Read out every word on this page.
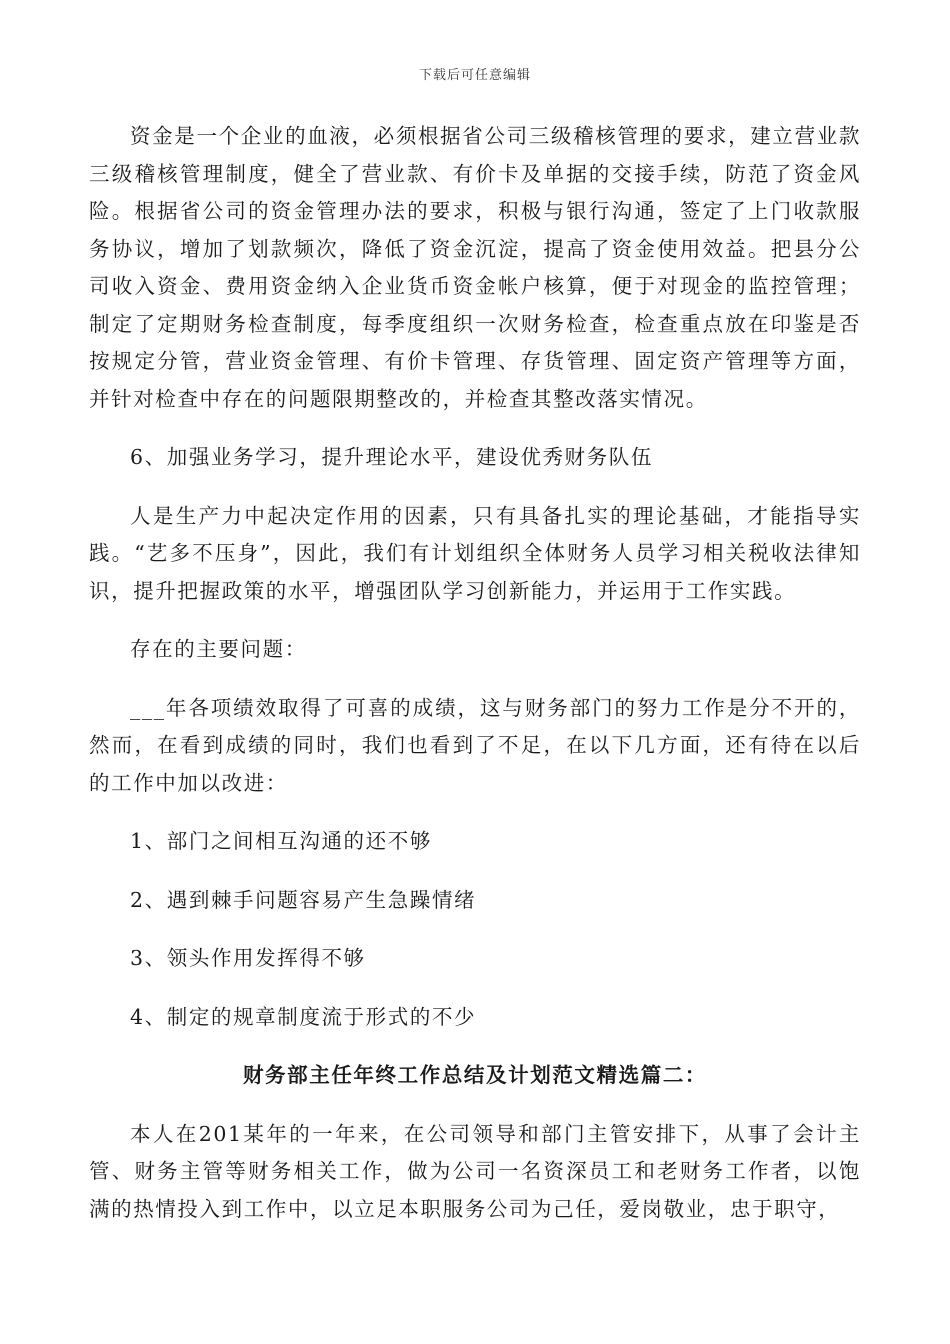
下载后可任意编辑

资金是一个企业的血液，必须根据省公司三级稽核管理的要求，建立营业款三级稽核管理制度，健全了营业款、有价卡及单据的交接手续，防范了资金风险。根据省公司的资金管理办法的要求，积极与银行沟通，签定了上门收款服务协议，增加了划款频次，降低了资金沉淀，提高了资金使用效益。把县分公司收入资金、费用资金纳入企业货币资金帐户核算，便于对现金的监控管理；制定了定期财务检查制度，每季度组织一次财务检查，检查重点放在印鉴是否按规定分管，营业资金管理、有价卡管理、存货管理、固定资产管理等方面，并针对检查中存在的问题限期整改的，并检查其整改落实情况。

6、加强业务学习，提升理论水平，建设优秀财务队伍

人是生产力中起决定作用的因素，只有具备扎实的理论基础，才能指导实践。“艺多不压身”，因此，我们有计划组织全体财务人员学习相关税收法律知识，提升把握政策的水平，增强团队学习创新能力，并运用于工作实践。

存在的主要问题：

___年各项绩效取得了可喜的成绩，这与财务部门的努力工作是分不开的，然而，在看到成绩的同时，我们也看到了不足，在以下几方面，还有待在以后的工作中加以改进：

1、部门之间相互沟通的还不够

2、遇到棘手问题容易产生急躁情绪

3、领头作用发挥得不够

4、制定的规章制度流于形式的不少

财务部主任年终工作总结及计划范文精选篇二：

本人在201某年的一年来，在公司领导和部门主管安排下，从事了会计主管、财务主管等财务相关工作，做为公司一名资深员工和老财务工作者，以饱满的热情投入到工作中，以立足本职服务公司为己任，爱岗敬业，忠于职守，
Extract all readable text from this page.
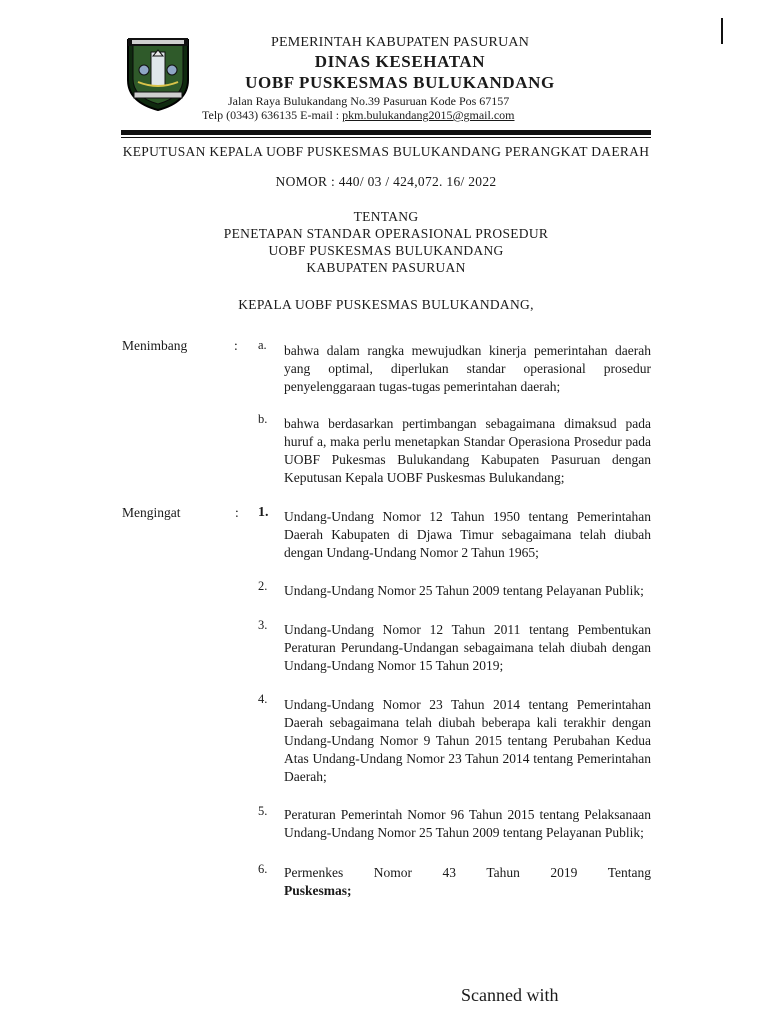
PEMERINTAH KABUPATEN PASURUAN
DINAS KESEHATAN
UOBF PUSKESMAS BULUKANDANG
Jalan Raya Bulukandang No.39 Pasuruan Kode Pos 67157
Telp (0343) 636135 E-mail : pkm.bulukandang2015@gmail.com
KEPUTUSAN KEPALA UOBF PUSKESMAS BULUKANDANG PERANGKAT DAERAH
NOMOR : 440/ 03 / 424,072. 16/ 2022
TENTANG
PENETAPAN STANDAR OPERASIONAL PROSEDUR
UOBF PUSKESMAS BULUKANDANG
KABUPATEN PASURUAN
KEPALA UOBF PUSKESMAS BULUKANDANG,
Menimbang	: a. bahwa dalam rangka mewujudkan kinerja pemerintahan daerah yang optimal, diperlukan standar operasional prosedur penyelenggaraan tugas-tugas pemerintahan daerah;
b. bahwa berdasarkan pertimbangan sebagaimana dimaksud pada huruf a, maka perlu menetapkan Standar Operasiona Prosedur pada UOBF Pukesmas Bulukandang Kabupaten Pasuruan dengan Keputusan Kepala UOBF Puskesmas Bulukandang;
Mengingat	: 1. Undang-Undang Nomor 12 Tahun 1950 tentang Pemerintahan Daerah Kabupaten di Djawa Timur sebagaimana telah diubah dengan Undang-Undang Nomor 2 Tahun 1965;
2. Undang-Undang Nomor 25 Tahun 2009 tentang Pelayanan Publik;
3. Undang-Undang Nomor 12 Tahun 2011 tentang Pembentukan Peraturan Perundang-Undangan sebagaimana telah diubah dengan Undang-Undang Nomor 15 Tahun 2019;
4. Undang-Undang Nomor 23 Tahun 2014 tentang Pemerintahan Daerah sebagaimana telah diubah beberapa kali terakhir dengan Undang-Undang Nomor 9 Tahun 2015 tentang Perubahan Kedua Atas Undang-Undang Nomor 23 Tahun 2014 tentang Pemerintahan Daerah;
5. Peraturan Pemerintah Nomor 96 Tahun 2015 tentang Pelaksanaan Undang-Undang Nomor 25 Tahun 2009 tentang Pelayanan Publik;
6. Permenkes Nomor 43 Tahun 2019 Tentang
Puskesmas;
Scanned with
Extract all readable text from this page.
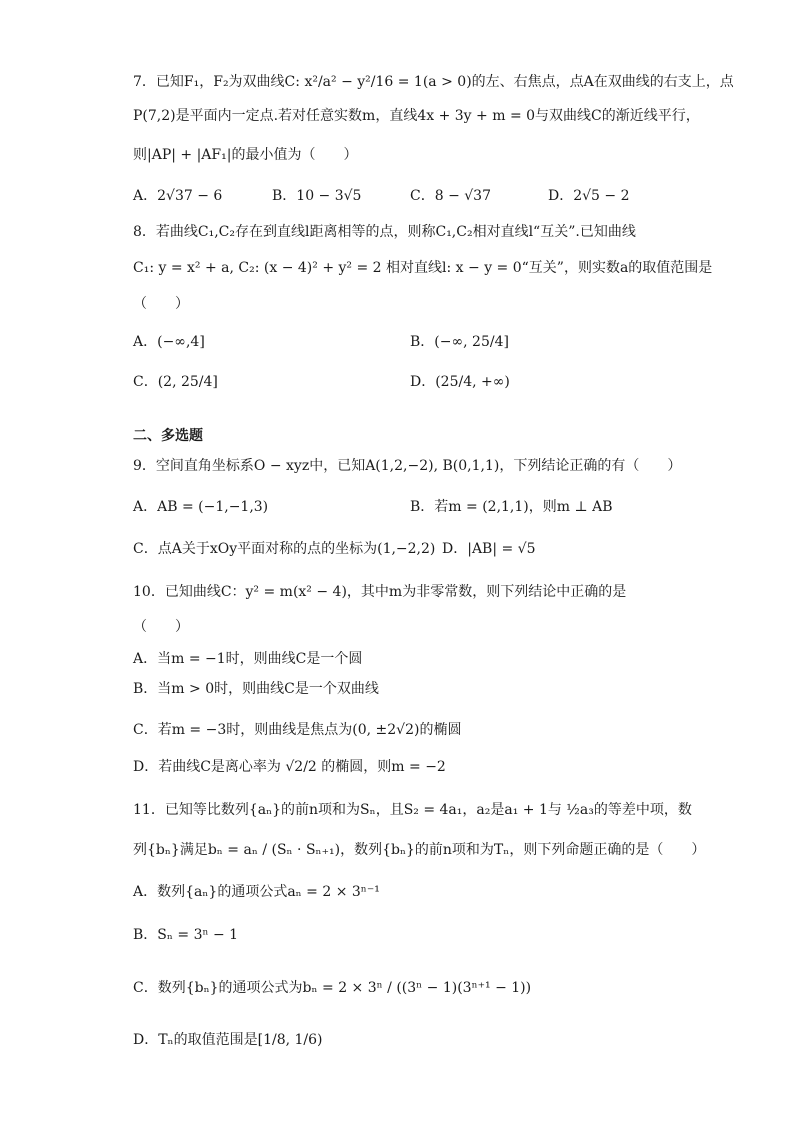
7．已知F₁，F₂为双曲线C: x²/a² − y²/16 = 1(a > 0)的左、右焦点，点A在双曲线的右支上，点
P(7,2)是平面内一定点.若对任意实数m，直线4x + 3y + m = 0与双曲线C的渐近线平行，
则|AP| + |AF₁|的最小值为（　　）
A．2√37 − 6	B．10 − 3√5	C．8 − √37	D．2√5 − 2
8．若曲线C₁,C₂存在到直线l距离相等的点，则称C₁,C₂相对直线l“互关”.已知曲线
C₁: y = x² + a, C₂: (x − 4)² + y² = 2 相对直线l: x − y = 0“互关”，则实数a的取值范围是
（　　）
A．(−∞,4]	B．(−∞, 25/4]
C．(2, 25/4]	D．(25/4, +∞)
二、多选题
9．空间直角坐标系O − xyz中，已知A(1,2,−2), B(0,1,1)，下列结论正确的有（　　）
A．AB = (−1,−1,3)	B．若m = (2,1,1)，则m ⊥ AB
C．点A关于xOy平面对称的点的坐标为(1,−2,2) D．|AB| = √5
10．已知曲线C：y² = m(x² − 4)，其中m为非零常数，则下列结论中正确的是
（　　）
A．当m = −1时，则曲线C是一个圆
B．当m > 0时，则曲线C是一个双曲线
C．若m = −3时，则曲线是焦点为(0, ±2√2)的椭圆
D．若曲线C是离心率为 √2/2 的椭圆，则m = −2
11．已知等比数列{aₙ}的前n项和为Sₙ，且S₂ = 4a₁，a₂是a₁ + 1与 ½a₃的等差中项，数
列{bₙ}满足bₙ = aₙ / (Sₙ · Sₙ₊₁)，数列{bₙ}的前n项和为Tₙ，则下列命题正确的是（　　）
A．数列{aₙ}的通项公式aₙ = 2 × 3ⁿ⁻¹
B．Sₙ = 3ⁿ − 1
C．数列{bₙ}的通项公式为bₙ = 2 × 3ⁿ / ((3ⁿ − 1)(3ⁿ⁺¹ − 1))
D．Tₙ的取值范围是[1/8, 1/6)
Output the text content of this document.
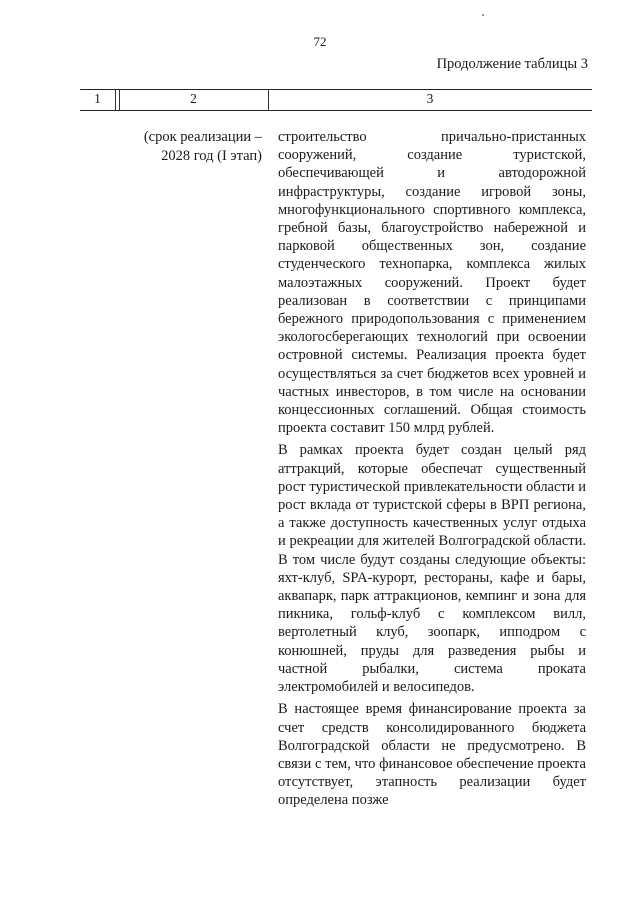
72
Продолжение таблицы 3
1	2	3
(срок реализации – 2028 год (I этап)

строительство причально-пристанных сооружений, создание туристской, обеспечивающей и автодорожной инфраструктуры, создание игровой зоны, многофункционального спортивного комплекса, гребной базы, благоустройство набережной и парковой общественных зон, создание студенческого технопарка, комплекса жилых малоэтажных сооружений. Проект будет реализован в соответствии с принципами бережного природопользования с применением экологосберегающих технологий при освоении островной системы. Реализация проекта будет осуществляться за счет бюджетов всех уровней и частных инвесторов, в том числе на основании концессионных соглашений. Общая стоимость проекта составит 150 млрд рублей.

В рамках проекта будет создан целый ряд аттракций, которые обеспечат существенный рост туристической привлекательности области и рост вклада от туристской сферы в ВРП региона, а также доступность качественных услуг отдыха и рекреации для жителей Волгоградской области. В том числе будут созданы следующие объекты: яхт-клуб, SPA-курорт, рестораны, кафе и бары, аквапарк, парк аттракционов, кемпинг и зона для пикника, гольф-клуб с комплексом вилл, вертолетный клуб, зоопарк, ипподром с конюшней, пруды для разведения рыбы и частной рыбалки, система проката электромобилей и велосипедов.

В настоящее время финансирование проекта за счет средств консолидированного бюджета Волгоградской области не предусмотрено. В связи с тем, что финансовое обеспечение проекта отсутствует, этапность реализации будет определена позже
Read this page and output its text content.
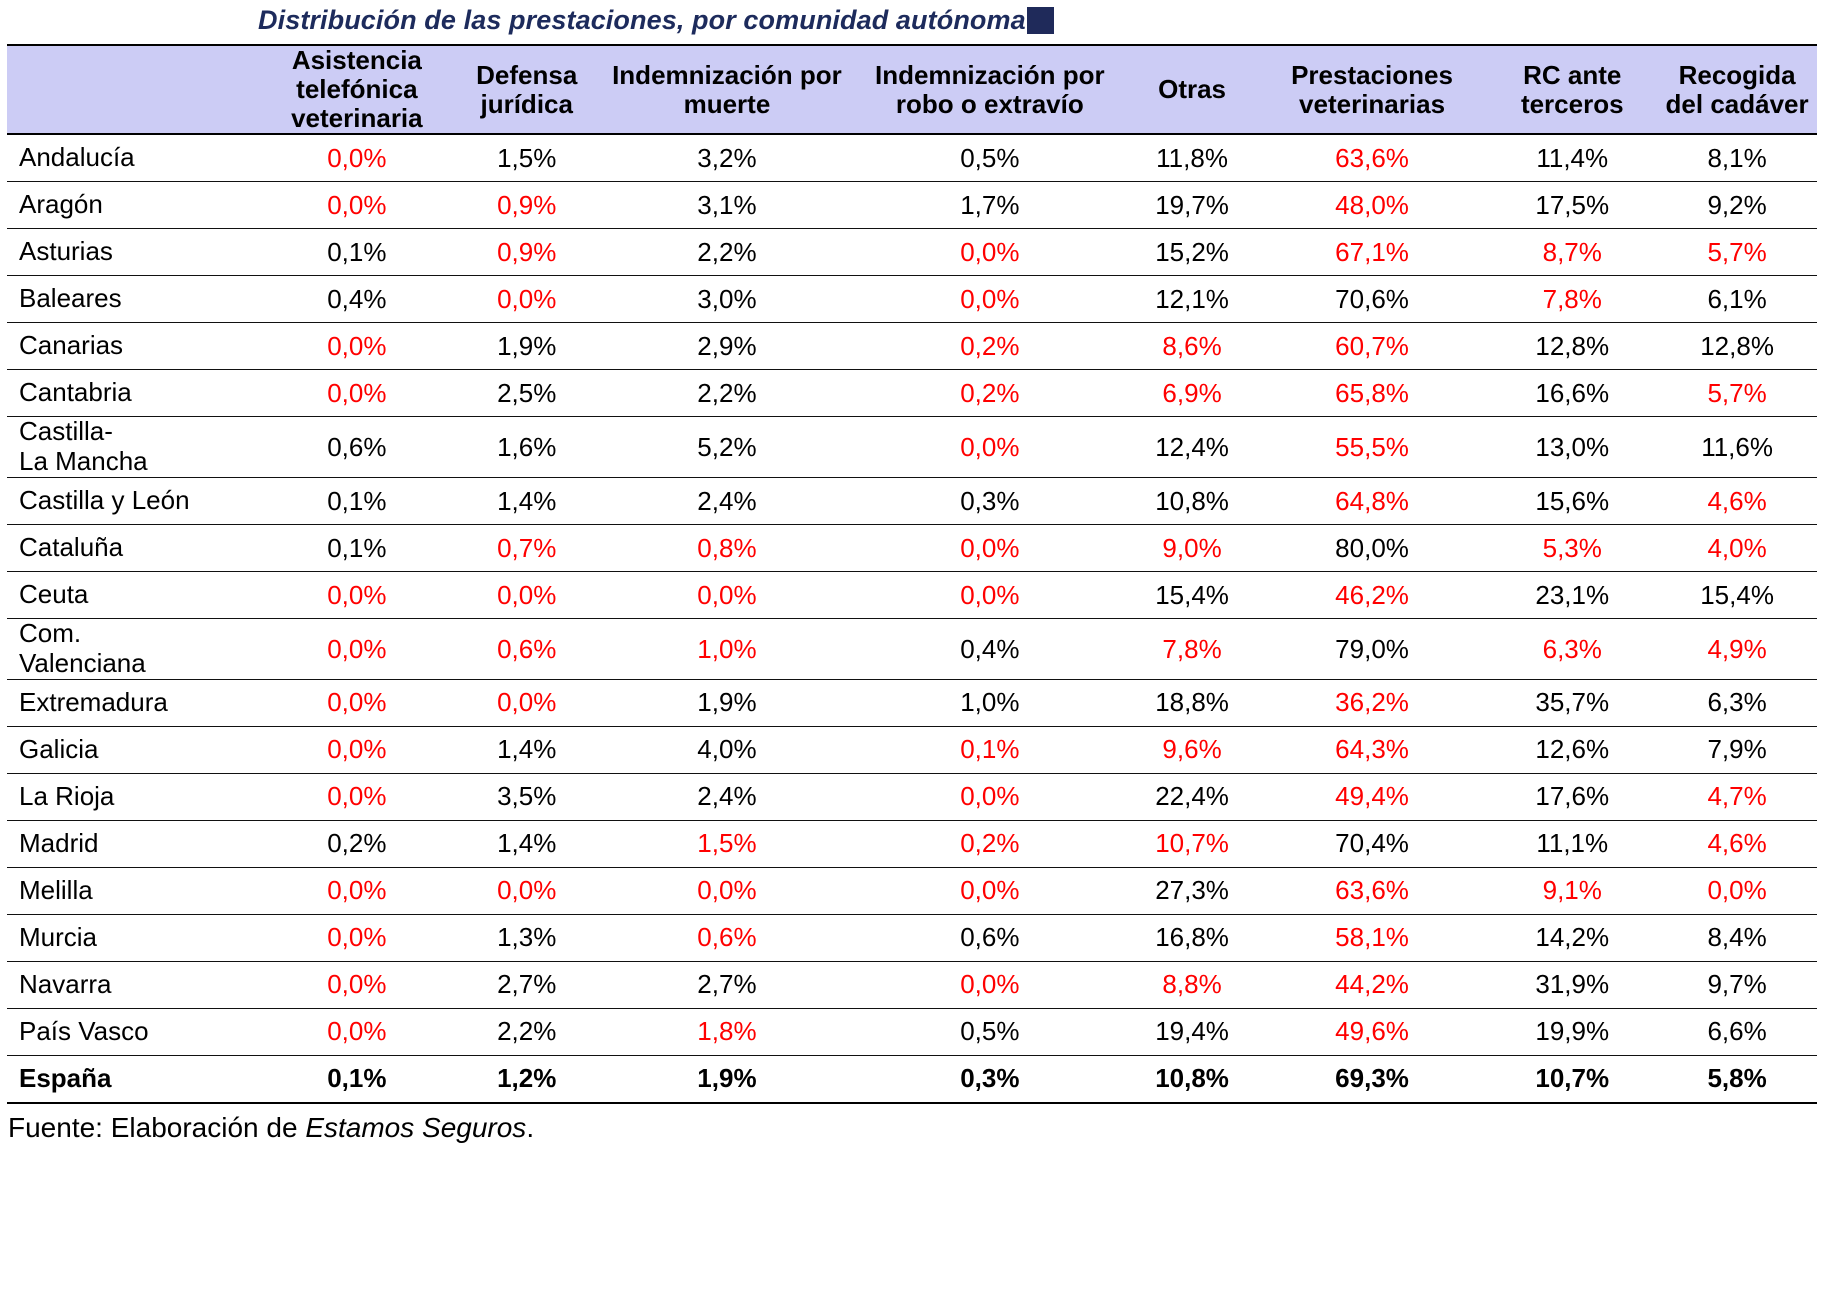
Distribución de las prestaciones, por comunidad autónoma
	Asistencia telefónica veterinaria	Defensa jurídica	Indemnización por muerte	Indemnización por robo o extravío	Otras	Prestaciones veterinarias	RC ante terceros	Recogida del cadáver
Andalucía	0,0%	1,5%	3,2%	0,5%	11,8%	63,6%	11,4%	8,1%
Aragón	0,0%	0,9%	3,1%	1,7%	19,7%	48,0%	17,5%	9,2%
Asturias	0,1%	0,9%	2,2%	0,0%	15,2%	67,1%	8,7%	5,7%
Baleares	0,4%	0,0%	3,0%	0,0%	12,1%	70,6%	7,8%	6,1%
Canarias	0,0%	1,9%	2,9%	0,2%	8,6%	60,7%	12,8%	12,8%
Cantabria	0,0%	2,5%	2,2%	0,2%	6,9%	65,8%	16,6%	5,7%
Castilla-
La Mancha	0,6%	1,6%	5,2%	0,0%	12,4%	55,5%	13,0%	11,6%
Castilla y León	0,1%	1,4%	2,4%	0,3%	10,8%	64,8%	15,6%	4,6%
Cataluña	0,1%	0,7%	0,8%	0,0%	9,0%	80,0%	5,3%	4,0%
Ceuta	0,0%	0,0%	0,0%	0,0%	15,4%	46,2%	23,1%	15,4%
Com.
Valenciana	0,0%	0,6%	1,0%	0,4%	7,8%	79,0%	6,3%	4,9%
Extremadura	0,0%	0,0%	1,9%	1,0%	18,8%	36,2%	35,7%	6,3%
Galicia	0,0%	1,4%	4,0%	0,1%	9,6%	64,3%	12,6%	7,9%
La Rioja	0,0%	3,5%	2,4%	0,0%	22,4%	49,4%	17,6%	4,7%
Madrid	0,2%	1,4%	1,5%	0,2%	10,7%	70,4%	11,1%	4,6%
Melilla	0,0%	0,0%	0,0%	0,0%	27,3%	63,6%	9,1%	0,0%
Murcia	0,0%	1,3%	0,6%	0,6%	16,8%	58,1%	14,2%	8,4%
Navarra	0,0%	2,7%	2,7%	0,0%	8,8%	44,2%	31,9%	9,7%
País Vasco	0,0%	2,2%	1,8%	0,5%	19,4%	49,6%	19,9%	6,6%
España	0,1%	1,2%	1,9%	0,3%	10,8%	69,3%	10,7%	5,8%
Fuente: Elaboración de Estamos Seguros.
= = = =
● Work to be completed:
Return each full line of the entries that contains the word "Peraturan".

● Task output:
3. Undang-Undang Nomor 12 Tahun 2011 tentang Pembentukan Peraturan Perundang-Undangan sebagaimana telah diubah dengan Undang-Undang Nomor 15 Tahun 2019;
5. Peraturan Pemerintah Nomor 96 Tahun 2015 tentang Pelaksanaan Undang-Undang Nomor 25 Tahun 2009 tentang Pelayanan Publik;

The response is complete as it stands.